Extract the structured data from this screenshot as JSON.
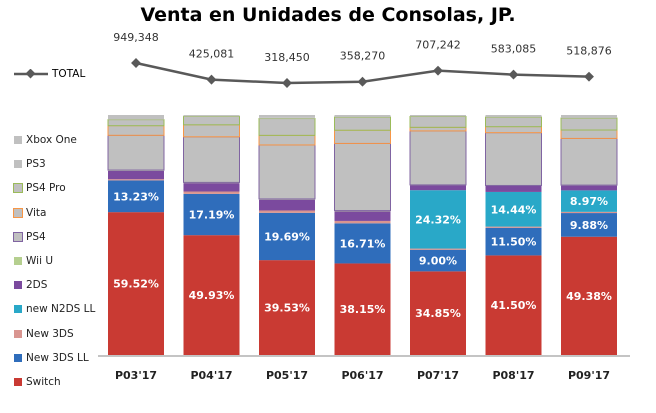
{
  "chart_data": {
    "type": "bar",
    "stacked": "percent",
    "title": "Venta en Unidades de Consolas, JP.",
    "categories": [
      "P03'17",
      "P04'17",
      "P05'17",
      "P06'17",
      "P07'17",
      "P08'17",
      "P09'17"
    ],
    "series": [
      {
        "name": "Switch",
        "color": "#c93a33",
        "values": [
          59.52,
          49.93,
          39.53,
          38.15,
          34.85,
          41.5,
          49.38
        ],
        "labeled": true
      },
      {
        "name": "New 3DS LL",
        "color": "#2f6dbb",
        "values": [
          13.23,
          17.19,
          19.69,
          16.71,
          9.0,
          11.5,
          9.88
        ],
        "labeled": true
      },
      {
        "name": "New 3DS",
        "color": "#d99590",
        "values": [
          0.5,
          1,
          1,
          1,
          0.5,
          0.5,
          0.5
        ]
      },
      {
        "name": "new N2DS LL",
        "color": "#29a8c8",
        "values": [
          0,
          0,
          0,
          0,
          24.32,
          14.44,
          8.97
        ],
        "labeled": true
      },
      {
        "name": "2DS",
        "color": "#7b4a9e",
        "values": [
          3.5,
          3.5,
          4.5,
          4,
          2,
          2.5,
          2
        ]
      },
      {
        "name": "Wii U",
        "color": "#b5cf8f",
        "values": [
          0.3,
          0.3,
          0.3,
          0.3,
          0.2,
          0.2,
          0.2
        ]
      },
      {
        "name": "PS4",
        "color": "#c0c0c0",
        "border": "#8064a2",
        "values": [
          14.5,
          19,
          22.5,
          28,
          22.5,
          22,
          19.5
        ]
      },
      {
        "name": "Vita",
        "color": "#c0c0c0",
        "border": "#f79646",
        "values": [
          4,
          5,
          4,
          5.5,
          1.5,
          2.5,
          3.5
        ]
      },
      {
        "name": "PS4 Pro",
        "color": "#c0c0c0",
        "border": "#9bbb59",
        "values": [
          2.5,
          3.5,
          7,
          5.5,
          4.5,
          4,
          5
        ]
      },
      {
        "name": "PS3",
        "color": "#c0c0c0",
        "values": [
          0.2,
          0.2,
          0.3,
          0.2,
          0.2,
          0.2,
          0.2
        ]
      },
      {
        "name": "Xbox One",
        "color": "#c0c0c0",
        "values": [
          1.75,
          0.38,
          1.18,
          0.64,
          0.43,
          0.66,
          1.07
        ]
      }
    ],
    "line_series": {
      "name": "TOTAL",
      "color": "#595959",
      "values": [
        949348,
        425081,
        318450,
        358270,
        707242,
        583085,
        518876
      ],
      "labels": [
        "949,348",
        "425,081",
        "318,450",
        "358,270",
        "707,242",
        "583,085",
        "518,876"
      ]
    },
    "ylim": [
      0,
      100
    ],
    "grid": false,
    "legend": "left"
  }
}
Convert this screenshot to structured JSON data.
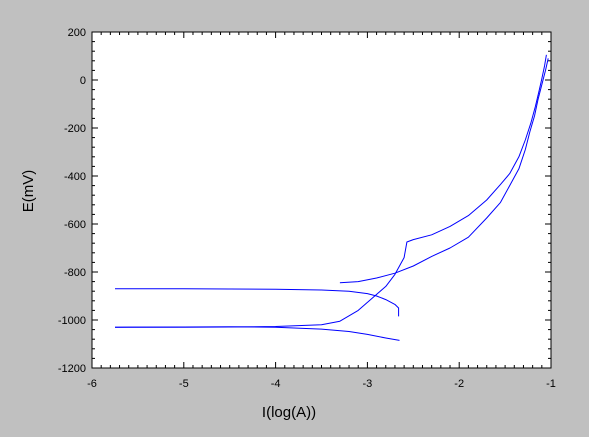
{
  "chart_data": {
    "type": "line",
    "title": "",
    "xlabel": "I(log(A))",
    "ylabel": "E(mV)",
    "xlim": [
      -6,
      -1
    ],
    "ylim": [
      -1200,
      200
    ],
    "xticks": [
      -6,
      -5,
      -4,
      -3,
      -2,
      -1
    ],
    "yticks": [
      200,
      0,
      -200,
      -400,
      -600,
      -800,
      -1000,
      -1200
    ],
    "xtick_labels": [
      "-6",
      "-5",
      "-4",
      "-3",
      "-2",
      "-1"
    ],
    "ytick_labels": [
      "200",
      "0",
      "-200",
      "-400",
      "-600",
      "-800",
      "-1000",
      "-1200"
    ],
    "grid": false,
    "legend": "none",
    "plot_background": "#ffffff",
    "figure_background": "#c0c0c0",
    "series_color": "#0000ff",
    "series": [
      {
        "x": [
          -5.75,
          -5.0,
          -4.5,
          -4.0,
          -3.5,
          -3.2,
          -3.0,
          -2.9,
          -2.8,
          -2.7,
          -2.66,
          -2.66
        ],
        "y": [
          -870,
          -870,
          -871,
          -872,
          -875,
          -880,
          -890,
          -900,
          -915,
          -935,
          -950,
          -985
        ]
      },
      {
        "x": [
          -5.75,
          -5.0,
          -4.5,
          -4.0,
          -3.5,
          -3.3,
          -3.1,
          -2.95,
          -2.8,
          -2.7,
          -2.6,
          -2.57,
          -2.5,
          -2.3,
          -2.1,
          -1.9,
          -1.7,
          -1.55,
          -1.45,
          -1.35,
          -1.28,
          -1.22,
          -1.17,
          -1.13,
          -1.1,
          -1.07,
          -1.05
        ],
        "y": [
          -1030,
          -1030,
          -1029,
          -1027,
          -1020,
          -1005,
          -960,
          -910,
          -860,
          -810,
          -740,
          -675,
          -665,
          -645,
          -610,
          -565,
          -500,
          -435,
          -390,
          -320,
          -250,
          -180,
          -110,
          -45,
          5,
          60,
          105
        ]
      },
      {
        "x": [
          -3.3,
          -3.1,
          -2.9,
          -2.7,
          -2.5,
          -2.3,
          -2.1,
          -1.9,
          -1.7,
          -1.55,
          -1.45,
          -1.35,
          -1.28,
          -1.23,
          -1.18,
          -1.14,
          -1.1,
          -1.06,
          -1.03
        ],
        "y": [
          -845,
          -840,
          -825,
          -805,
          -775,
          -735,
          -700,
          -655,
          -575,
          -510,
          -440,
          -370,
          -290,
          -215,
          -150,
          -80,
          -20,
          40,
          90
        ]
      },
      {
        "x": [
          -5.75,
          -5.0,
          -4.5,
          -4.0,
          -3.5,
          -3.2,
          -3.0,
          -2.8,
          -2.65
        ],
        "y": [
          -1030,
          -1029,
          -1028,
          -1030,
          -1038,
          -1048,
          -1060,
          -1075,
          -1085
        ]
      }
    ]
  }
}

---+---

● **Written request**: Give back every line exactly as it stands, pictures excluded.

● **Solved exercise**:
Extract the structured data from this screenshot as JSON.
{
  "chart_data": {
    "type": "bar",
    "stacked": "percent",
    "title": "Venta en Unidades de Consolas, JP.",
    "categories": [
      "P03'17",
      "P04'17",
      "P05'17",
      "P06'17",
      "P07'17",
      "P08'17",
      "P09'17"
    ],
    "series": [
      {
        "name": "Switch",
        "color": "#c93a33",
        "values": [
          59.52,
          49.93,
          39.53,
          38.15,
          34.85,
          41.5,
          49.38
        ],
        "labeled": true
      },
      {
        "name": "New 3DS LL",
        "color": "#2f6dbb",
        "values": [
          13.23,
          17.19,
          19.69,
          16.71,
          9.0,
          11.5,
          9.88
        ],
        "labeled": true
      },
      {
        "name": "New 3DS",
        "color": "#d99590",
        "values": [
          0.5,
          1,
          1,
          1,
          0.5,
          0.5,
          0.5
        ]
      },
      {
        "name": "new N2DS LL",
        "color": "#29a8c8",
        "values": [
          0,
          0,
          0,
          0,
          24.32,
          14.44,
          8.97
        ],
        "labeled": true
      },
      {
        "name": "2DS",
        "color": "#7b4a9e",
        "values": [
          3.5,
          3.5,
          4.5,
          4,
          2,
          2.5,
          2
        ]
      },
      {
        "name": "Wii U",
        "color": "#b5cf8f",
        "values": [
          0.3,
          0.3,
          0.3,
          0.3,
          0.2,
          0.2,
          0.2
        ]
      },
      {
        "name": "PS4",
        "color": "#c0c0c0",
        "border": "#8064a2",
        "values": [
          14.5,
          19,
          22.5,
          28,
          22.5,
          22,
          19.5
        ]
      },
      {
        "name": "Vita",
        "color": "#c0c0c0",
        "border": "#f79646",
        "values": [
          4,
          5,
          4,
          5.5,
          1.5,
          2.5,
          3.5
        ]
      },
      {
        "name": "PS4 Pro",
        "color": "#c0c0c0",
        "border": "#9bbb59",
        "values": [
          2.5,
          3.5,
          7,
          5.5,
          4.5,
          4,
          5
        ]
      },
      {
        "name": "PS3",
        "color": "#c0c0c0",
        "values": [
          0.2,
          0.2,
          0.3,
          0.2,
          0.2,
          0.2,
          0.2
        ]
      },
      {
        "name": "Xbox One",
        "color": "#c0c0c0",
        "values": [
          1.75,
          0.38,
          1.18,
          0.64,
          0.43,
          0.66,
          1.07
        ]
      }
    ],
    "line_series": {
      "name": "TOTAL",
      "color": "#595959",
      "values": [
        949348,
        425081,
        318450,
        358270,
        707242,
        583085,
        518876
      ],
      "labels": [
        "949,348",
        "425,081",
        "318,450",
        "358,270",
        "707,242",
        "583,085",
        "518,876"
      ]
    },
    "ylim": [
      0,
      100
    ],
    "grid": false,
    "legend": "left"
  }
}
Convert this screenshot to structured JSON data.
{
  "chart_data": {
    "type": "line",
    "title": "",
    "xlabel": "I(log(A))",
    "ylabel": "E(mV)",
    "xlim": [
      -6,
      -1
    ],
    "ylim": [
      -1200,
      200
    ],
    "xticks": [
      -6,
      -5,
      -4,
      -3,
      -2,
      -1
    ],
    "yticks": [
      200,
      0,
      -200,
      -400,
      -600,
      -800,
      -1000,
      -1200
    ],
    "xtick_labels": [
      "-6",
      "-5",
      "-4",
      "-3",
      "-2",
      "-1"
    ],
    "ytick_labels": [
      "200",
      "0",
      "-200",
      "-400",
      "-600",
      "-800",
      "-1000",
      "-1200"
    ],
    "grid": false,
    "legend": "none",
    "plot_background": "#ffffff",
    "figure_background": "#c0c0c0",
    "series_color": "#0000ff",
    "series": [
      {
        "x": [
          -5.75,
          -5.0,
          -4.5,
          -4.0,
          -3.5,
          -3.2,
          -3.0,
          -2.9,
          -2.8,
          -2.7,
          -2.66,
          -2.66
        ],
        "y": [
          -870,
          -870,
          -871,
          -872,
          -875,
          -880,
          -890,
          -900,
          -915,
          -935,
          -950,
          -985
        ]
      },
      {
        "x": [
          -5.75,
          -5.0,
          -4.5,
          -4.0,
          -3.5,
          -3.3,
          -3.1,
          -2.95,
          -2.8,
          -2.7,
          -2.6,
          -2.57,
          -2.5,
          -2.3,
          -2.1,
          -1.9,
          -1.7,
          -1.55,
          -1.45,
          -1.35,
          -1.28,
          -1.22,
          -1.17,
          -1.13,
          -1.1,
          -1.07,
          -1.05
        ],
        "y": [
          -1030,
          -1030,
          -1029,
          -1027,
          -1020,
          -1005,
          -960,
          -910,
          -860,
          -810,
          -740,
          -675,
          -665,
          -645,
          -610,
          -565,
          -500,
          -435,
          -390,
          -320,
          -250,
          -180,
          -110,
          -45,
          5,
          60,
          105
        ]
      },
      {
        "x": [
          -3.3,
          -3.1,
          -2.9,
          -2.7,
          -2.5,
          -2.3,
          -2.1,
          -1.9,
          -1.7,
          -1.55,
          -1.45,
          -1.35,
          -1.28,
          -1.23,
          -1.18,
          -1.14,
          -1.1,
          -1.06,
          -1.03
        ],
        "y": [
          -845,
          -840,
          -825,
          -805,
          -775,
          -735,
          -700,
          -655,
          -575,
          -510,
          -440,
          -370,
          -290,
          -215,
          -150,
          -80,
          -20,
          40,
          90
        ]
      },
      {
        "x": [
          -5.75,
          -5.0,
          -4.5,
          -4.0,
          -3.5,
          -3.2,
          -3.0,
          -2.8,
          -2.65
        ],
        "y": [
          -1030,
          -1029,
          -1028,
          -1030,
          -1038,
          -1048,
          -1060,
          -1075,
          -1085
        ]
      }
    ]
  }
}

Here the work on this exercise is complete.